WHAT YOU WILL DO: Write the entries out again exactly as they stand, but without the pictures.
_ _ _ _ _
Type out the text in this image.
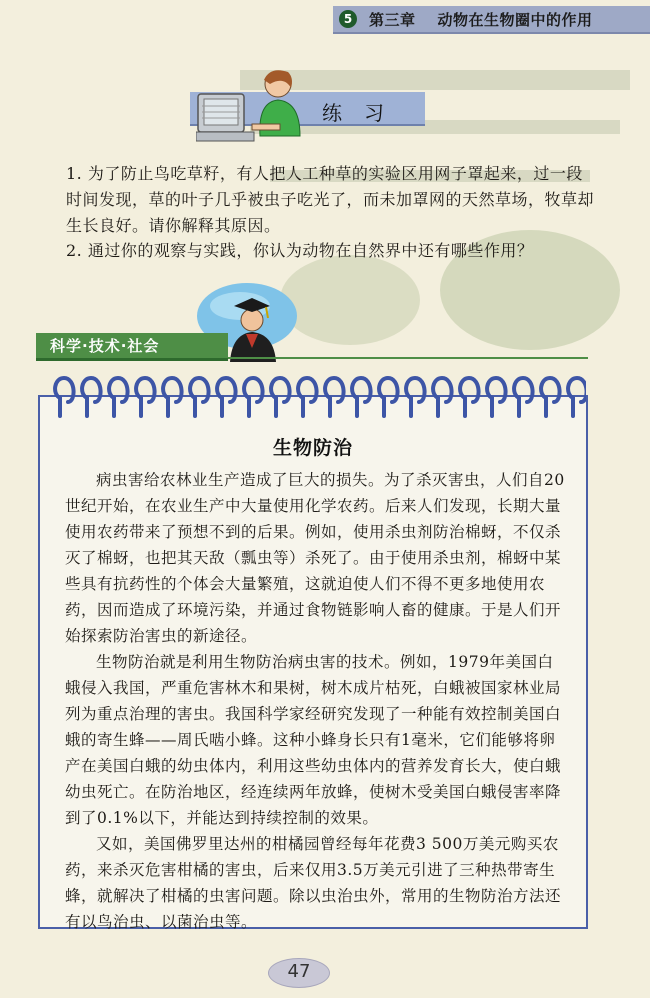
5	第三章 动物在生物圈中的作用
练习
1. 为了防止鸟吃草籽，有人把人工种草的实验区用网子罩起来，过一段时间发现，草的叶子几乎被虫子吃光了，而未加罩网的天然草场，牧草却生长良好。请你解释其原因。
2. 通过你的观察与实践，你认为动物在自然界中还有哪些作用？
科学·技术·社会
生物防治
病虫害给农林业生产造成了巨大的损失。为了杀灭害虫，人们自20世纪开始，在农业生产中大量使用化学农药。后来人们发现，长期大量使用农药带来了预想不到的后果。例如，使用杀虫剂防治棉蚜，不仅杀灭了棉蚜，也把其天敌（瓢虫等）杀死了。由于使用杀虫剂，棉蚜中某些具有抗药性的个体会大量繁殖，这就迫使人们不得不更多地使用农药，因而造成了环境污染，并通过食物链影响人畜的健康。于是人们开始探索防治害虫的新途径。
生物防治就是利用生物防治病虫害的技术。例如，1979年美国白蛾侵入我国，严重危害林木和果树，树木成片枯死，白蛾被国家林业局列为重点治理的害虫。我国科学家经研究发现了一种能有效控制美国白蛾的寄生蜂——周氏啮小蜂。这种小蜂身长只有1毫米，它们能够将卵产在美国白蛾的幼虫体内，利用这些幼虫体内的营养发育长大，使白蛾幼虫死亡。在防治地区，经连续两年放蜂，使树木受美国白蛾侵害率降到了0.1%以下，并能达到持续控制的效果。
又如，美国佛罗里达州的柑橘园曾经每年花费3 500万美元购买农药，来杀灭危害柑橘的害虫，后来仅用3.5万美元引进了三种热带寄生蜂，就解决了柑橘的虫害问题。除以虫治虫外，常用的生物防治方法还有以鸟治虫、以菌治虫等。
47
_ _ _ _ _
PROBLEM SOLUTION:
Type out the text in this image.
5	第三章 动物在生物圈中的作用
练习
1. 为了防止鸟吃草籽，有人把人工种草的实验区用网子罩起来，过一段时间发现，草的叶子几乎被虫子吃光了，而未加罩网的天然草场，牧草却生长良好。请你解释其原因。
2. 通过你的观察与实践，你认为动物在自然界中还有哪些作用？
科学·技术·社会
生物防治
病虫害给农林业生产造成了巨大的损失。为了杀灭害虫，人们自20世纪开始，在农业生产中大量使用化学农药。后来人们发现，长期大量使用农药带来了预想不到的后果。例如，使用杀虫剂防治棉蚜，不仅杀灭了棉蚜，也把其天敌（瓢虫等）杀死了。由于使用杀虫剂，棉蚜中某些具有抗药性的个体会大量繁殖，这就迫使人们不得不更多地使用农药，因而造成了环境污染，并通过食物链影响人畜的健康。于是人们开始探索防治害虫的新途径。
生物防治就是利用生物防治病虫害的技术。例如，1979年美国白蛾侵入我国，严重危害林木和果树，树木成片枯死，白蛾被国家林业局列为重点治理的害虫。我国科学家经研究发现了一种能有效控制美国白蛾的寄生蜂——周氏啮小蜂。这种小蜂身长只有1毫米，它们能够将卵产在美国白蛾的幼虫体内，利用这些幼虫体内的营养发育长大，使白蛾幼虫死亡。在防治地区，经连续两年放蜂，使树木受美国白蛾侵害率降到了0.1%以下，并能达到持续控制的效果。
又如，美国佛罗里达州的柑橘园曾经每年花费3 500万美元购买农药，来杀灭危害柑橘的害虫，后来仅用3.5万美元引进了三种热带寄生蜂，就解决了柑橘的虫害问题。除以虫治虫外，常用的生物防治方法还有以鸟治虫、以菌治虫等。
47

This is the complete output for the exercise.